**Written task**
Select, from the material below, each line with "Dalarna" in it.

**Data**
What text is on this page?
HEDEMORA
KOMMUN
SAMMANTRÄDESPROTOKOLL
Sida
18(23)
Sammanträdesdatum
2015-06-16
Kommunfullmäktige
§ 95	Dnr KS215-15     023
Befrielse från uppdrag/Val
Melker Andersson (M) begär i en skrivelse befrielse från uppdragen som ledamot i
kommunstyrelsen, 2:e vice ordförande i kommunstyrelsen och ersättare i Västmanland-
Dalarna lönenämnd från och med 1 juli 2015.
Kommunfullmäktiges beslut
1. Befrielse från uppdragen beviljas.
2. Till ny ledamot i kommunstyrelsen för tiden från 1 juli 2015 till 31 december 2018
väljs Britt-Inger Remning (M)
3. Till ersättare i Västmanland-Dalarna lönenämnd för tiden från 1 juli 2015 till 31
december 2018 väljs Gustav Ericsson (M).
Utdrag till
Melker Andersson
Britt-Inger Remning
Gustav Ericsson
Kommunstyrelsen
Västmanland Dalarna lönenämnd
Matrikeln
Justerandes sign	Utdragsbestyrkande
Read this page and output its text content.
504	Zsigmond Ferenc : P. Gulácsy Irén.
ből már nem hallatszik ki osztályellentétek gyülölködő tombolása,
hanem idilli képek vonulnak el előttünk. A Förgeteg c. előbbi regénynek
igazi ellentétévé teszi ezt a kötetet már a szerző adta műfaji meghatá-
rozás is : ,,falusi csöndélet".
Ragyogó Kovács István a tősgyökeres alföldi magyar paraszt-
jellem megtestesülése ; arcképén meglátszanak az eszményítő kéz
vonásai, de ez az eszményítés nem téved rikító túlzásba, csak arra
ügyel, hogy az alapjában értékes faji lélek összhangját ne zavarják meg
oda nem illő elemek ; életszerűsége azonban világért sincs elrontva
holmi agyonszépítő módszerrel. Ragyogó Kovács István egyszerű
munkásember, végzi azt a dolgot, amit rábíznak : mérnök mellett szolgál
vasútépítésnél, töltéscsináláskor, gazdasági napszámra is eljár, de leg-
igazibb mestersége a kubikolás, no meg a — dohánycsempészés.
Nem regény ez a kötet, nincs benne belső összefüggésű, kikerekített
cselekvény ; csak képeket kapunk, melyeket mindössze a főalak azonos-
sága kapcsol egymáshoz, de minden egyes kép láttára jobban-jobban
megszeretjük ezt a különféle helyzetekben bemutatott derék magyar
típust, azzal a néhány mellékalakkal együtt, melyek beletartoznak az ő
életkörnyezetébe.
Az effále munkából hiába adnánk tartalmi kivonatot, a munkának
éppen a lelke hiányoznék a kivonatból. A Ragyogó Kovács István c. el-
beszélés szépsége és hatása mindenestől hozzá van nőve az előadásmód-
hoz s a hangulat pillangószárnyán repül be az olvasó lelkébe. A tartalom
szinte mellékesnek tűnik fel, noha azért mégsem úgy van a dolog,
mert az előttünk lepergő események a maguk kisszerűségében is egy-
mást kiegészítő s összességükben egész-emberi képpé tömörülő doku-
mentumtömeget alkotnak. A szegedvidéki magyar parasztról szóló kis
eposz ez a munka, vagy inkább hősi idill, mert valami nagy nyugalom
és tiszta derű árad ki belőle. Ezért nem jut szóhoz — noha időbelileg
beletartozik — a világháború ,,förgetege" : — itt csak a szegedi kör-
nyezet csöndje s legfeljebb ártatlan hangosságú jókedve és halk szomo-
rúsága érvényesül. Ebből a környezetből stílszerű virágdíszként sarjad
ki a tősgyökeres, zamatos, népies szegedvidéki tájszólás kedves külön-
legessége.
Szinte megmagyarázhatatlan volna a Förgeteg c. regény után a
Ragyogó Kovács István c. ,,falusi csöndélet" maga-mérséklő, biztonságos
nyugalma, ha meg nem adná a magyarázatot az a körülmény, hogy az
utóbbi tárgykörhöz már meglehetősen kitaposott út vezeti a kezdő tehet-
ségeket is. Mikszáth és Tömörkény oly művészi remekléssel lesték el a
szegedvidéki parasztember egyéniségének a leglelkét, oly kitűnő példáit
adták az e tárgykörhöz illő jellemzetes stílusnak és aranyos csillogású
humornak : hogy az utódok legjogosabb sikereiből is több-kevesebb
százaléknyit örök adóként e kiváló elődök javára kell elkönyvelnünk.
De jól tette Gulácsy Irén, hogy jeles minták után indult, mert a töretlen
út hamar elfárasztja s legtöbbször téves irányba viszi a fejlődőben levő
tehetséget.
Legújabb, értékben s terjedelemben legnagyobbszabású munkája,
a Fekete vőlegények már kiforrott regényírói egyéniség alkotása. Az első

**Exercise result**
Dalarna lönenämnd från och med 1 juli 2015.
3. Till ersättare i Västmanland-Dalarna lönenämnd för tiden från 1 juli 2015 till 31
Västmanland Dalarna lönenämnd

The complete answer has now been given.